- Exercise details: Below is a set of records; restate each one word for word.

** Start Source material **

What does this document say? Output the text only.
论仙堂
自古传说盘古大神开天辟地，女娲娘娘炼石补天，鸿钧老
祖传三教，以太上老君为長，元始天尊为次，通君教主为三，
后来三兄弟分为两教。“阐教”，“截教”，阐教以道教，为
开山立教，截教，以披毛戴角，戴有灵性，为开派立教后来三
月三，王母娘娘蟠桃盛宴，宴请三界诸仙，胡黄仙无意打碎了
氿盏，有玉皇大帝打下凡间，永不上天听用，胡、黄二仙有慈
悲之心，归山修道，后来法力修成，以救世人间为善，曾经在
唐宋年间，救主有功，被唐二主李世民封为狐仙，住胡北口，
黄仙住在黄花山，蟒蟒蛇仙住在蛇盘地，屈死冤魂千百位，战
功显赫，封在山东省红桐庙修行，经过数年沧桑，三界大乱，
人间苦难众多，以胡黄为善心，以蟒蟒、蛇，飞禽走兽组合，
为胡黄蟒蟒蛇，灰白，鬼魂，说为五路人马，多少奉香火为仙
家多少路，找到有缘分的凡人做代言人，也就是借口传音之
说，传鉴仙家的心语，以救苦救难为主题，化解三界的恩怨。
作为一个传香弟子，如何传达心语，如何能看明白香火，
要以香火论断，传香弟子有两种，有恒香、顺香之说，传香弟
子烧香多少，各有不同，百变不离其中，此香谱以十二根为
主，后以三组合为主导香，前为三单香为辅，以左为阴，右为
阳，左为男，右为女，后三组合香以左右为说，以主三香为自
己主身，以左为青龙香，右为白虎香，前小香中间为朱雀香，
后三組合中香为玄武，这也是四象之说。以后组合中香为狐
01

** End Source material **

- Full response:
What does this document say? Output the text only.
论仙堂
自古传说盘古大神开天辟地，女娲娘娘炼石补天，鸿钧老
祖传三教，以太上老君为長，元始天尊为次，通君教主为三，
后来三兄弟分为两教。“阐教”，“截教”，阐教以道教，为
开山立教，截教，以披毛戴角，戴有灵性，为开派立教后来三
月三，王母娘娘蟠桃盛宴，宴请三界诸仙，胡黄仙无意打碎了
氿盏，有玉皇大帝打下凡间，永不上天听用，胡、黄二仙有慈
悲之心，归山修道，后来法力修成，以救世人间为善，曾经在
唐宋年间，救主有功，被唐二主李世民封为狐仙，住胡北口，
黄仙住在黄花山，蟒蟒蛇仙住在蛇盘地，屈死冤魂千百位，战
功显赫，封在山东省红桐庙修行，经过数年沧桑，三界大乱，
人间苦难众多，以胡黄为善心，以蟒蟒、蛇，飞禽走兽组合，
为胡黄蟒蟒蛇，灰白，鬼魂，说为五路人马，多少奉香火为仙
家多少路，找到有缘分的凡人做代言人，也就是借口传音之
说，传鉴仙家的心语，以救苦救难为主题，化解三界的恩怨。
作为一个传香弟子，如何传达心语，如何能看明白香火，
要以香火论断，传香弟子有两种，有恒香、顺香之说，传香弟
子烧香多少，各有不同，百变不离其中，此香谱以十二根为
主，后以三组合为主导香，前为三单香为辅，以左为阴，右为
阳，左为男，右为女，后三组合香以左右为说，以主三香为自
己主身，以左为青龙香，右为白虎香，前小香中间为朱雀香，
后三組合中香为玄武，这也是四象之说。以后组合中香为狐
01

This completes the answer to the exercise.